**DIRECTIONS FOR THIS TASK**
Could you reproduce every one of the items below word for word, leaving out the pictures?

**EXTRACTED RECORDS**
----------

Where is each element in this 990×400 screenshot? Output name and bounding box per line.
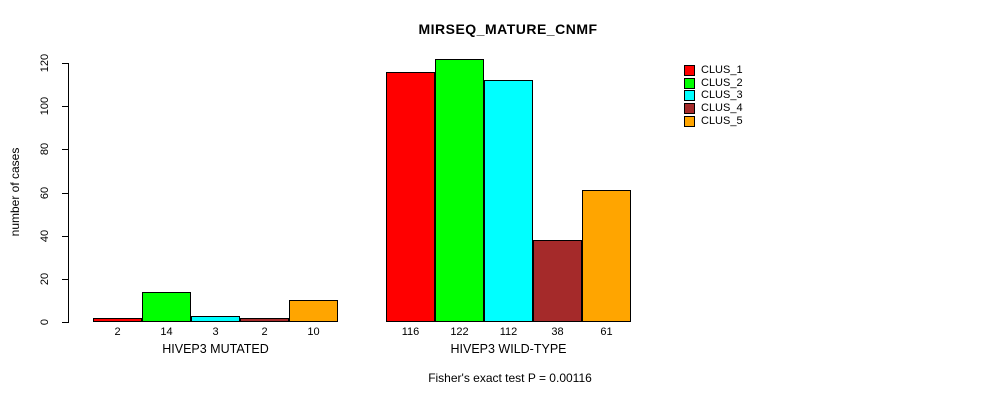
bar-value-label: 122 [450,326,469,338]
legend-swatch-clus_5 [684,115,695,127]
bar-clus_3 [191,316,240,322]
y-tick-mark [62,63,68,64]
bar-clus_1 [386,72,435,322]
y-tick-mark [62,279,68,280]
group-label: HIVEP3 WILD-TYPE [450,342,567,356]
bar-value-label: 14 [160,326,173,338]
bar-value-label: 116 [401,326,420,338]
y-tick-mark [62,106,68,107]
y-tick-label: 60 [39,186,51,200]
legend-item-clus_4: CLUS_4 [684,102,743,115]
legend-label: CLUS_3 [701,89,743,102]
bar-clus_1 [93,318,142,322]
bar-clus_4 [533,240,582,322]
y-tick-label: 40 [39,229,51,243]
y-tick-label: 80 [39,142,51,156]
legend-swatch-clus_3 [684,90,695,102]
bar-value-label: 112 [499,326,518,338]
legend-item-clus_2: CLUS_2 [684,77,743,90]
y-tick-label: 120 [39,53,51,73]
legend-swatch-clus_2 [684,77,695,89]
legend-item-clus_5: CLUS_5 [684,115,743,128]
bar-value-label: 3 [212,326,219,338]
y-tick-mark [62,149,68,150]
bar-clus_3 [484,80,533,322]
legend-label: CLUS_2 [701,76,743,89]
bar-clus_5 [289,300,338,322]
legend-label: CLUS_1 [701,63,743,76]
bar-clus_5 [582,190,631,322]
y-axis-label: number of cases [8,147,22,237]
legend-label: CLUS_5 [701,114,743,127]
chart-title: MIRSEQ_MATURE_CNMF [418,21,598,37]
legend-swatch-clus_4 [684,102,695,114]
y-tick-mark [62,236,68,237]
fisher-test-caption: Fisher's exact test P = 0.00116 [428,371,592,385]
legend-label: CLUS_4 [701,101,743,114]
legend: CLUS_1 CLUS_2 CLUS_3 CLUS_4 CLUS_5 [684,64,743,127]
y-tick-label: 0 [39,318,51,326]
y-tick-mark [62,322,68,323]
bar-value-label: 61 [600,326,613,338]
bar-clus_2 [142,292,191,322]
bar-value-label: 10 [307,326,320,338]
legend-item-clus_3: CLUS_3 [684,89,743,102]
y-tick-mark [62,193,68,194]
legend-item-clus_1: CLUS_1 [684,64,743,77]
group-label: HIVEP3 MUTATED [162,342,269,356]
bar-value-label: 38 [551,326,564,338]
legend-swatch-clus_1 [684,64,695,76]
bar-clus_2 [435,59,484,322]
bar-value-label: 2 [114,326,121,338]
y-axis-line [68,63,69,323]
bar-clus_4 [240,318,289,322]
bar-value-label: 2 [261,326,268,338]
y-tick-label: 100 [39,96,51,116]
y-tick-label: 20 [39,272,51,286]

----------

**OUTPUT OF THE EXERCISE**
Where is each element in this 990×400 screenshot? Output name and bounding box per line.
bar-value-label: 122 [450,326,469,338]
legend-swatch-clus_5 [684,115,695,127]
bar-clus_3 [191,316,240,322]
y-tick-mark [62,63,68,64]
bar-clus_1 [386,72,435,322]
y-tick-mark [62,279,68,280]
group-label: HIVEP3 WILD-TYPE [450,342,567,356]
bar-value-label: 14 [160,326,173,338]
bar-value-label: 116 [401,326,420,338]
y-tick-mark [62,106,68,107]
y-tick-label: 60 [39,186,51,200]
legend-item-clus_4: CLUS_4 [684,102,743,115]
legend-label: CLUS_3 [701,89,743,102]
bar-clus_1 [93,318,142,322]
bar-clus_4 [533,240,582,322]
y-tick-label: 40 [39,229,51,243]
y-tick-label: 80 [39,142,51,156]
legend-swatch-clus_3 [684,90,695,102]
bar-value-label: 112 [499,326,518,338]
legend-item-clus_2: CLUS_2 [684,77,743,90]
y-tick-label: 120 [39,53,51,73]
legend-swatch-clus_2 [684,77,695,89]
legend-item-clus_5: CLUS_5 [684,115,743,128]
bar-value-label: 3 [212,326,219,338]
y-tick-mark [62,149,68,150]
bar-clus_3 [484,80,533,322]
legend-label: CLUS_2 [701,76,743,89]
bar-clus_5 [289,300,338,322]
legend-label: CLUS_1 [701,63,743,76]
bar-clus_5 [582,190,631,322]
y-axis-label: number of cases [8,147,22,237]
legend-label: CLUS_5 [701,114,743,127]
chart-title: MIRSEQ_MATURE_CNMF [418,21,598,37]
legend-swatch-clus_4 [684,102,695,114]
y-tick-mark [62,236,68,237]
fisher-test-caption: Fisher's exact test P = 0.00116 [428,371,592,385]
legend-label: CLUS_4 [701,101,743,114]
legend: CLUS_1 CLUS_2 CLUS_3 CLUS_4 CLUS_5 [684,64,743,127]
y-tick-label: 0 [39,318,51,326]
y-tick-mark [62,322,68,323]
bar-value-label: 61 [600,326,613,338]
bar-clus_2 [142,292,191,322]
bar-value-label: 10 [307,326,320,338]
legend-item-clus_3: CLUS_3 [684,89,743,102]
y-tick-mark [62,193,68,194]
legend-item-clus_1: CLUS_1 [684,64,743,77]
group-label: HIVEP3 MUTATED [162,342,269,356]
bar-value-label: 38 [551,326,564,338]
legend-swatch-clus_1 [684,64,695,76]
bar-clus_2 [435,59,484,322]
bar-value-label: 2 [114,326,121,338]
y-axis-line [68,63,69,323]
bar-clus_4 [240,318,289,322]
bar-value-label: 2 [261,326,268,338]
y-tick-label: 100 [39,96,51,116]
y-tick-label: 20 [39,272,51,286]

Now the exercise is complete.